** begin PROVIDED RECORDS **

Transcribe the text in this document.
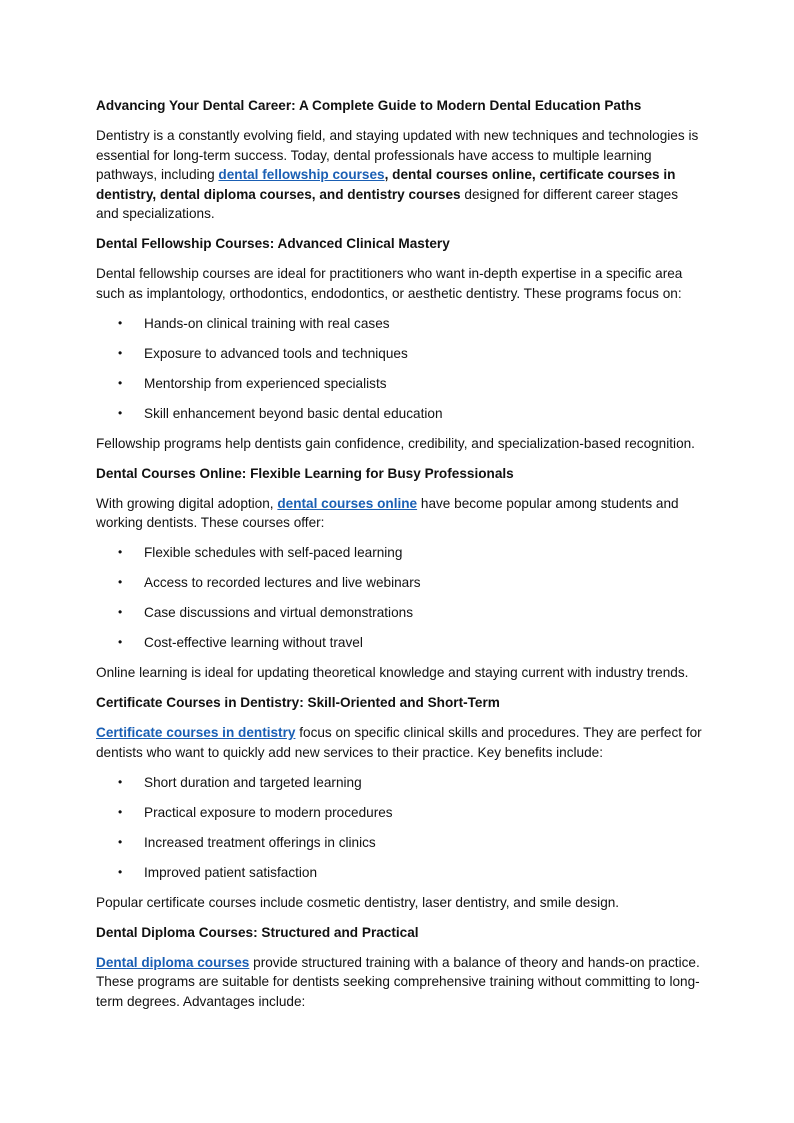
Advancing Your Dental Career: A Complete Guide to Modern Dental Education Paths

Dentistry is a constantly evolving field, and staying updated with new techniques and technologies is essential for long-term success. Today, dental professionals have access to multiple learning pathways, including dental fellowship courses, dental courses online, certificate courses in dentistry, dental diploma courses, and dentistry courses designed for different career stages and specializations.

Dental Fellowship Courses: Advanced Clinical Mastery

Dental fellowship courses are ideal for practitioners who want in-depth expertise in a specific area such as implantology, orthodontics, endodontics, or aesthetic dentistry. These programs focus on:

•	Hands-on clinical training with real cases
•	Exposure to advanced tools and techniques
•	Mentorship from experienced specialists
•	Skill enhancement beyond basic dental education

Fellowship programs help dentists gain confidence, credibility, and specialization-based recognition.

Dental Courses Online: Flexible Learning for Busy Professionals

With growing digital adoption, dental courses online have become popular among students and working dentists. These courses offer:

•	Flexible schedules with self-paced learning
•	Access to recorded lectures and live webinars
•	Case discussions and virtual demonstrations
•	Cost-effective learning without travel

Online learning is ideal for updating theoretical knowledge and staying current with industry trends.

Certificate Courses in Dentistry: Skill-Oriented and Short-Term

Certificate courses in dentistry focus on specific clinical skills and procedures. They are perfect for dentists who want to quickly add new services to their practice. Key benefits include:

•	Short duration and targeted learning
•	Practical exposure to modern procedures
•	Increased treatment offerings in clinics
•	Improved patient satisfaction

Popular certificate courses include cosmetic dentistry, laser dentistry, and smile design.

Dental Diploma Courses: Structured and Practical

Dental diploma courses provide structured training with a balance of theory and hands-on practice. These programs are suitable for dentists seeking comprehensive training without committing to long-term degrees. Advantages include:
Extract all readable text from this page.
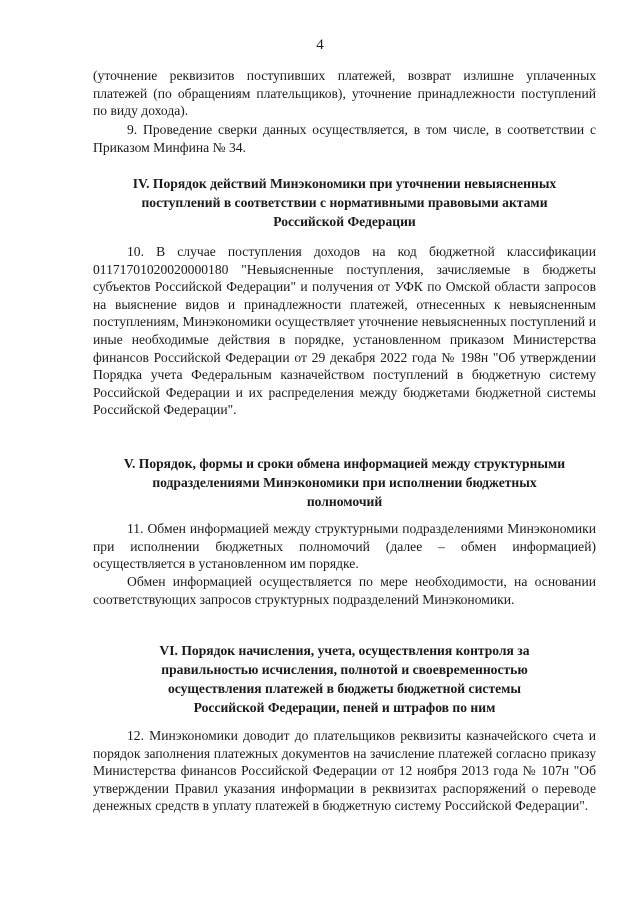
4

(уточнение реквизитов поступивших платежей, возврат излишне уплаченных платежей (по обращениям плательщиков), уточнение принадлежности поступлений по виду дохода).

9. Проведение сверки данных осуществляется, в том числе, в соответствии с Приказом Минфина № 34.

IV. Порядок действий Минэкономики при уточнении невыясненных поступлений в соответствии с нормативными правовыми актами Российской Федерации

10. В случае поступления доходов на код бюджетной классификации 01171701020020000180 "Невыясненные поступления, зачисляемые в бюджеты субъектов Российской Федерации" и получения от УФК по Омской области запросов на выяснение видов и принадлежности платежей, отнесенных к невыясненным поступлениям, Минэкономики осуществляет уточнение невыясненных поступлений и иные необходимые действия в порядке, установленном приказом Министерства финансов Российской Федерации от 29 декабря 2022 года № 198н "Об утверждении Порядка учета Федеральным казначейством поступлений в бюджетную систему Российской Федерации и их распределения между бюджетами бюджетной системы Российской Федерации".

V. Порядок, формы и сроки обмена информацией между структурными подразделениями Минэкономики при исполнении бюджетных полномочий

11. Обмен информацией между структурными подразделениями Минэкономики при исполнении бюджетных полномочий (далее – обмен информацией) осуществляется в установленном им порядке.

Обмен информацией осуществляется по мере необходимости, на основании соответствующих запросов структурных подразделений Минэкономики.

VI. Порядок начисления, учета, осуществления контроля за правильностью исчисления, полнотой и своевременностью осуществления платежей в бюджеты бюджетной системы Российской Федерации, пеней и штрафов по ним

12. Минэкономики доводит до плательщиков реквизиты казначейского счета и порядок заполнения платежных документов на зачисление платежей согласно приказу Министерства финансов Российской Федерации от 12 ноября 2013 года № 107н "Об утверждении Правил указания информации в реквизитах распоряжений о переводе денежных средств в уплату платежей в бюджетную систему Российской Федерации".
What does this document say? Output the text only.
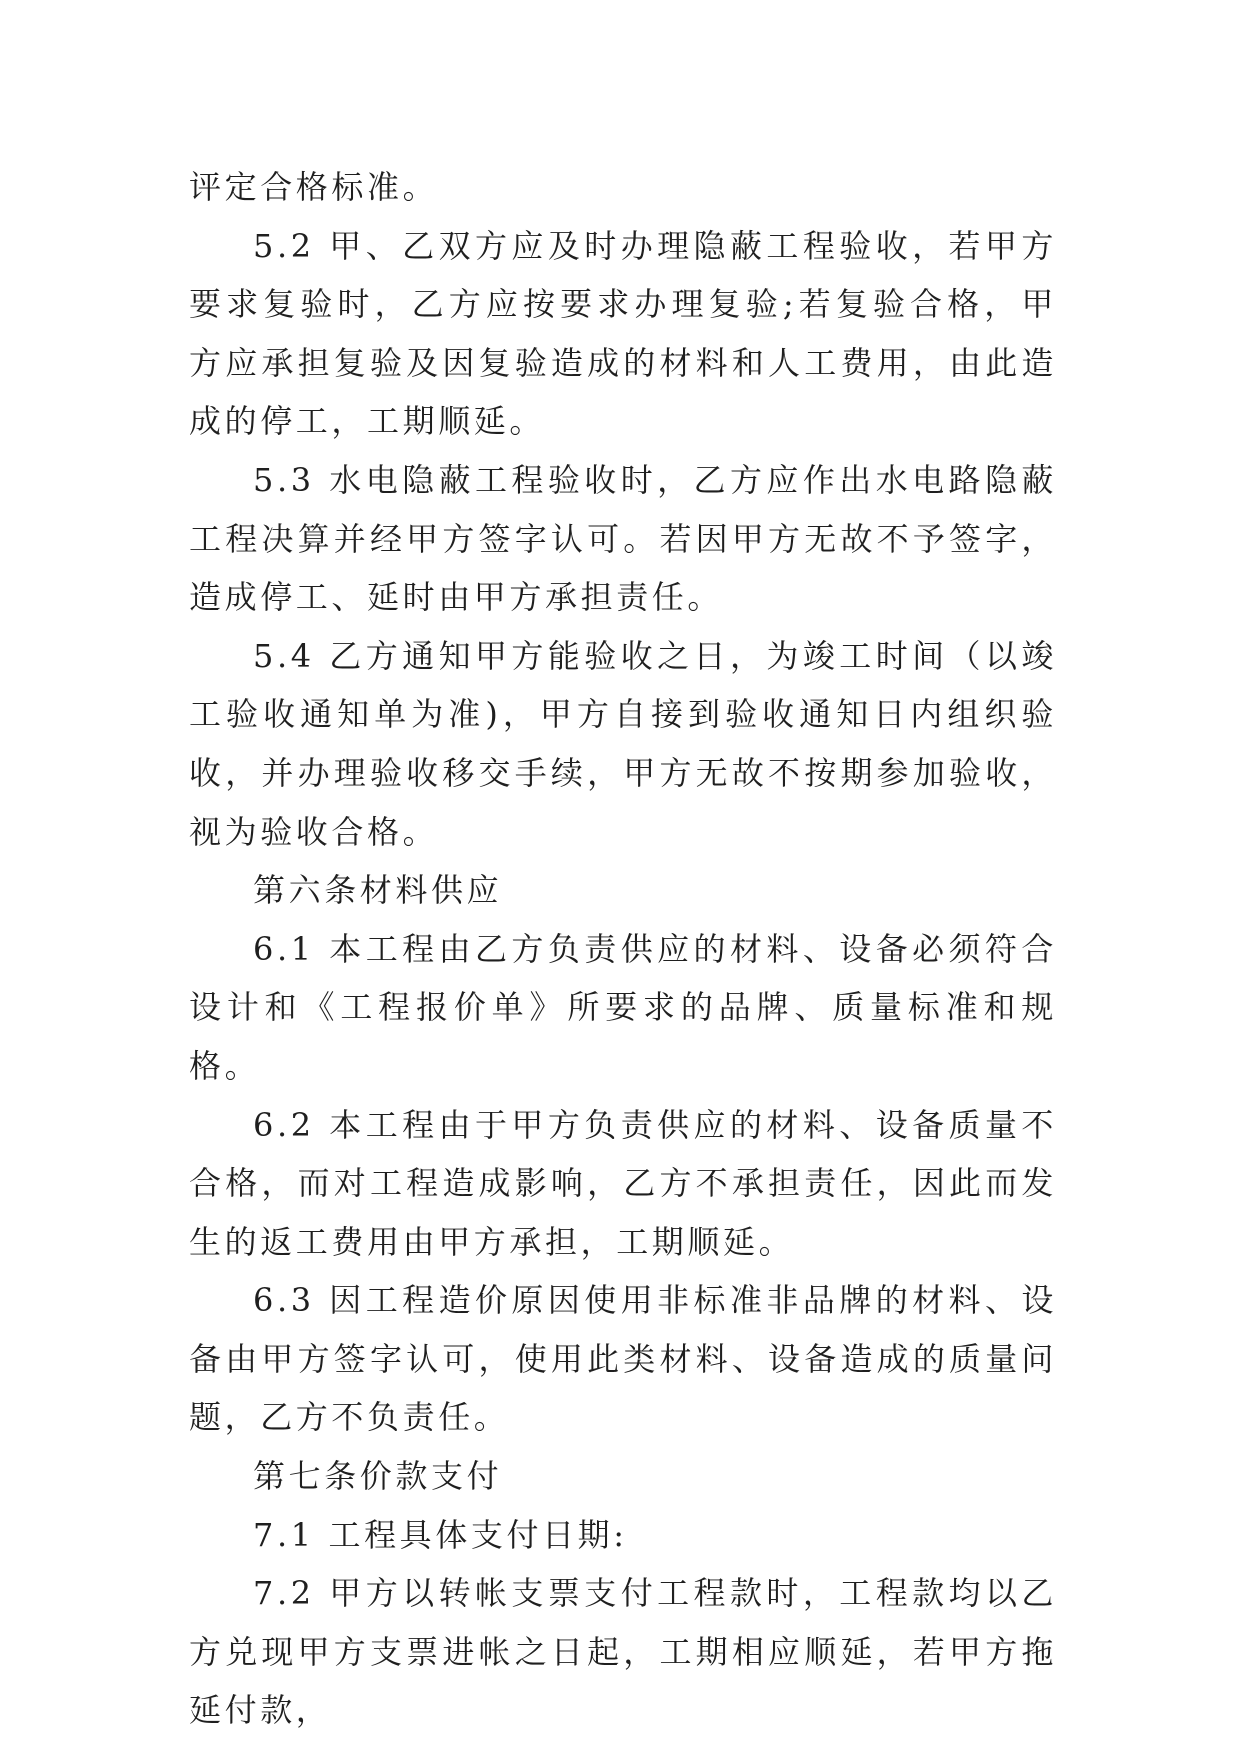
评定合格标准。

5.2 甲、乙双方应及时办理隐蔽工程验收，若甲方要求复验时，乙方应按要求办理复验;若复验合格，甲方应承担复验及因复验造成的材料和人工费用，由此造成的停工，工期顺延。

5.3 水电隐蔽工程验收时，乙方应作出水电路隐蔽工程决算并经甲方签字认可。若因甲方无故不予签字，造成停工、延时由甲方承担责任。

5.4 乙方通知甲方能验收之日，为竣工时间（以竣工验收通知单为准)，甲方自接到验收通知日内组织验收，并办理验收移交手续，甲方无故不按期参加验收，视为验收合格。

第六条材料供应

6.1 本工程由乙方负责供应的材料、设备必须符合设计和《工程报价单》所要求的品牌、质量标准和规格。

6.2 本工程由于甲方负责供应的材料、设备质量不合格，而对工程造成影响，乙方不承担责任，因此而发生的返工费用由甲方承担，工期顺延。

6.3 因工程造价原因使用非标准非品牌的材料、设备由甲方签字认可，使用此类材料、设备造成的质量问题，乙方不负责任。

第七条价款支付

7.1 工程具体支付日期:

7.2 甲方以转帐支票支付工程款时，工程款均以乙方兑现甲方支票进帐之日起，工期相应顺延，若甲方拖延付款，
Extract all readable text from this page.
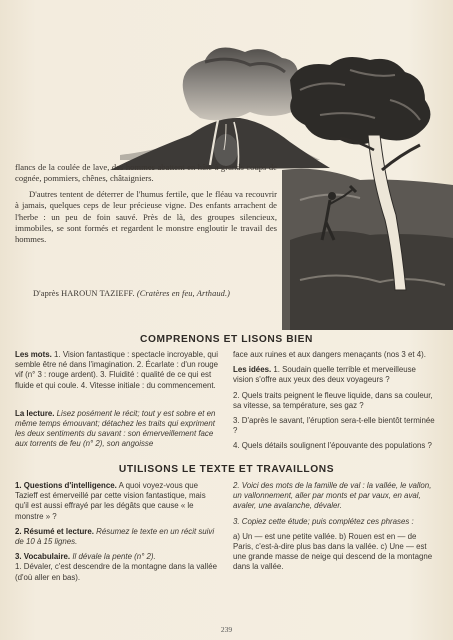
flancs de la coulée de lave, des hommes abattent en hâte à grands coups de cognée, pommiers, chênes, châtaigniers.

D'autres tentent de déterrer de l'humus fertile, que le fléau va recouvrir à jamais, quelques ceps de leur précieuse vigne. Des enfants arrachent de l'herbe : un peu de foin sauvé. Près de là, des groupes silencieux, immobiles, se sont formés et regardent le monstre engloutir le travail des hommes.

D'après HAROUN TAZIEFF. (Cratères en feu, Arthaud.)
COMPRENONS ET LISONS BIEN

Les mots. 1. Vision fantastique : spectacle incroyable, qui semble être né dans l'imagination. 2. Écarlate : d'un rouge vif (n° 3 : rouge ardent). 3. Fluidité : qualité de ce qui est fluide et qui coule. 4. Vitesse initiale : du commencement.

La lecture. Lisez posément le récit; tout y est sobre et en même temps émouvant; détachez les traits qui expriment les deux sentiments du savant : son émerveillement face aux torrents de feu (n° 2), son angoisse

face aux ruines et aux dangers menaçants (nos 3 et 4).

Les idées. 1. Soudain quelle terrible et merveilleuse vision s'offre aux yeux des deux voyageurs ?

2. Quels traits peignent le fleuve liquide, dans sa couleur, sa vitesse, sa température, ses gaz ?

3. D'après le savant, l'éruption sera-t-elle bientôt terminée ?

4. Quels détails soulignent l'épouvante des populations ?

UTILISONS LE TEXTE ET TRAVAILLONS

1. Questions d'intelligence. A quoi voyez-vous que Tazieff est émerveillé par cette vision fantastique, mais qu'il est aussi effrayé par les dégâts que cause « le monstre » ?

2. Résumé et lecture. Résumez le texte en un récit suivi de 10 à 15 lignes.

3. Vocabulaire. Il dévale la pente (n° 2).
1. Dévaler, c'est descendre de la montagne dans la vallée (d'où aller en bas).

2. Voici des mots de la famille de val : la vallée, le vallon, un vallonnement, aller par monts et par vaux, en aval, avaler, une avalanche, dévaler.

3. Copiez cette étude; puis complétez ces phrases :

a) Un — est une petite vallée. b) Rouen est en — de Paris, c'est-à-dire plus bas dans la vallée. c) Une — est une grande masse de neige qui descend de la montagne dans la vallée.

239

** end PROVIDED RECORDS **

Make an exact copy of the data above, pictures excluded.

Transcribe the text in this document.
Advancing Your Dental Career: A Complete Guide to Modern Dental Education Paths

Dentistry is a constantly evolving field, and staying updated with new techniques and technologies is essential for long-term success. Today, dental professionals have access to multiple learning pathways, including dental fellowship courses, dental courses online, certificate courses in dentistry, dental diploma courses, and dentistry courses designed for different career stages and specializations.

Dental Fellowship Courses: Advanced Clinical Mastery

Dental fellowship courses are ideal for practitioners who want in-depth expertise in a specific area such as implantology, orthodontics, endodontics, or aesthetic dentistry. These programs focus on:

•	Hands-on clinical training with real cases
•	Exposure to advanced tools and techniques
•	Mentorship from experienced specialists
•	Skill enhancement beyond basic dental education

Fellowship programs help dentists gain confidence, credibility, and specialization-based recognition.

Dental Courses Online: Flexible Learning for Busy Professionals

With growing digital adoption, dental courses online have become popular among students and working dentists. These courses offer:

•	Flexible schedules with self-paced learning
•	Access to recorded lectures and live webinars
•	Case discussions and virtual demonstrations
•	Cost-effective learning without travel

Online learning is ideal for updating theoretical knowledge and staying current with industry trends.

Certificate Courses in Dentistry: Skill-Oriented and Short-Term

Certificate courses in dentistry focus on specific clinical skills and procedures. They are perfect for dentists who want to quickly add new services to their practice. Key benefits include:

•	Short duration and targeted learning
•	Practical exposure to modern procedures
•	Increased treatment offerings in clinics
•	Improved patient satisfaction

Popular certificate courses include cosmetic dentistry, laser dentistry, and smile design.

Dental Diploma Courses: Structured and Practical

Dental diploma courses provide structured training with a balance of theory and hands-on practice. These programs are suitable for dentists seeking comprehensive training without committing to long-term degrees. Advantages include:
Extract all readable text from this page.
4

(уточнение реквизитов поступивших платежей, возврат излишне уплаченных платежей (по обращениям плательщиков), уточнение принадлежности поступлений по виду дохода).

9. Проведение сверки данных осуществляется, в том числе, в соответствии с Приказом Минфина № 34.

IV. Порядок действий Минэкономики при уточнении невыясненных поступлений в соответствии с нормативными правовыми актами Российской Федерации

10. В случае поступления доходов на код бюджетной классификации 01171701020020000180 "Невыясненные поступления, зачисляемые в бюджеты субъектов Российской Федерации" и получения от УФК по Омской области запросов на выяснение видов и принадлежности платежей, отнесенных к невыясненным поступлениям, Минэкономики осуществляет уточнение невыясненных поступлений и иные необходимые действия в порядке, установленном приказом Министерства финансов Российской Федерации от 29 декабря 2022 года № 198н "Об утверждении Порядка учета Федеральным казначейством поступлений в бюджетную систему Российской Федерации и их распределения между бюджетами бюджетной системы Российской Федерации".

V. Порядок, формы и сроки обмена информацией между структурными подразделениями Минэкономики при исполнении бюджетных полномочий

11. Обмен информацией между структурными подразделениями Минэкономики при исполнении бюджетных полномочий (далее – обмен информацией) осуществляется в установленном им порядке.

Обмен информацией осуществляется по мере необходимости, на основании соответствующих запросов структурных подразделений Минэкономики.

VI. Порядок начисления, учета, осуществления контроля за правильностью исчисления, полнотой и своевременностью осуществления платежей в бюджеты бюджетной системы Российской Федерации, пеней и штрафов по ним

12. Минэкономики доводит до плательщиков реквизиты казначейского счета и порядок заполнения платежных документов на зачисление платежей согласно приказу Министерства финансов Российской Федерации от 12 ноября 2013 года № 107н "Об утверждении Правил указания информации в реквизитах распоряжений о переводе денежных средств в уплату платежей в бюджетную систему Российской Федерации".
What does this document say? Output the text only.
评定合格标准。

5.2 甲、乙双方应及时办理隐蔽工程验收，若甲方要求复验时，乙方应按要求办理复验;若复验合格，甲方应承担复验及因复验造成的材料和人工费用，由此造成的停工，工期顺延。

5.3 水电隐蔽工程验收时，乙方应作出水电路隐蔽工程决算并经甲方签字认可。若因甲方无故不予签字，造成停工、延时由甲方承担责任。

5.4 乙方通知甲方能验收之日，为竣工时间（以竣工验收通知单为准)，甲方自接到验收通知日内组织验收，并办理验收移交手续，甲方无故不按期参加验收，视为验收合格。

第六条材料供应

6.1 本工程由乙方负责供应的材料、设备必须符合设计和《工程报价单》所要求的品牌、质量标准和规格。

6.2 本工程由于甲方负责供应的材料、设备质量不合格，而对工程造成影响，乙方不承担责任，因此而发生的返工费用由甲方承担，工期顺延。

6.3 因工程造价原因使用非标准非品牌的材料、设备由甲方签字认可，使用此类材料、设备造成的质量问题，乙方不负责任。

第七条价款支付

7.1 工程具体支付日期:

7.2 甲方以转帐支票支付工程款时，工程款均以乙方兑现甲方支票进帐之日起，工期相应顺延，若甲方拖延付款，
Extract all readable text from this page.
flancs de la coulée de lave, des hommes abattent en hâte à grands coups de cognée, pommiers, chênes, châtaigniers.

D'autres tentent de déterrer de l'humus fertile, que le fléau va recouvrir à jamais, quelques ceps de leur précieuse vigne. Des enfants arrachent de l'herbe : un peu de foin sauvé. Près de là, des groupes silencieux, immobiles, se sont formés et regardent le monstre engloutir le travail des hommes.

D'après HAROUN TAZIEFF. (Cratères en feu, Arthaud.)
COMPRENONS ET LISONS BIEN

Les mots. 1. Vision fantastique : spectacle incroyable, qui semble être né dans l'imagination. 2. Écarlate : d'un rouge vif (n° 3 : rouge ardent). 3. Fluidité : qualité de ce qui est fluide et qui coule. 4. Vitesse initiale : du commencement.

La lecture. Lisez posément le récit; tout y est sobre et en même temps émouvant; détachez les traits qui expriment les deux sentiments du savant : son émerveillement face aux torrents de feu (n° 2), son angoisse

face aux ruines et aux dangers menaçants (nos 3 et 4).

Les idées. 1. Soudain quelle terrible et merveilleuse vision s'offre aux yeux des deux voyageurs ?

2. Quels traits peignent le fleuve liquide, dans sa couleur, sa vitesse, sa température, ses gaz ?

3. D'après le savant, l'éruption sera-t-elle bientôt terminée ?

4. Quels détails soulignent l'épouvante des populations ?

UTILISONS LE TEXTE ET TRAVAILLONS

1. Questions d'intelligence. A quoi voyez-vous que Tazieff est émerveillé par cette vision fantastique, mais qu'il est aussi effrayé par les dégâts que cause « le monstre » ?

2. Résumé et lecture. Résumez le texte en un récit suivi de 10 à 15 lignes.

3. Vocabulaire. Il dévale la pente (n° 2).
1. Dévaler, c'est descendre de la montagne dans la vallée (d'où aller en bas).

2. Voici des mots de la famille de val : la vallée, le vallon, un vallonnement, aller par monts et par vaux, en aval, avaler, une avalanche, dévaler.

3. Copiez cette étude; puis complétez ces phrases :

a) Un — est une petite vallée. b) Rouen est en — de Paris, c'est-à-dire plus bas dans la vallée. c) Une — est une grande masse de neige qui descend de la montagne dans la vallée.

239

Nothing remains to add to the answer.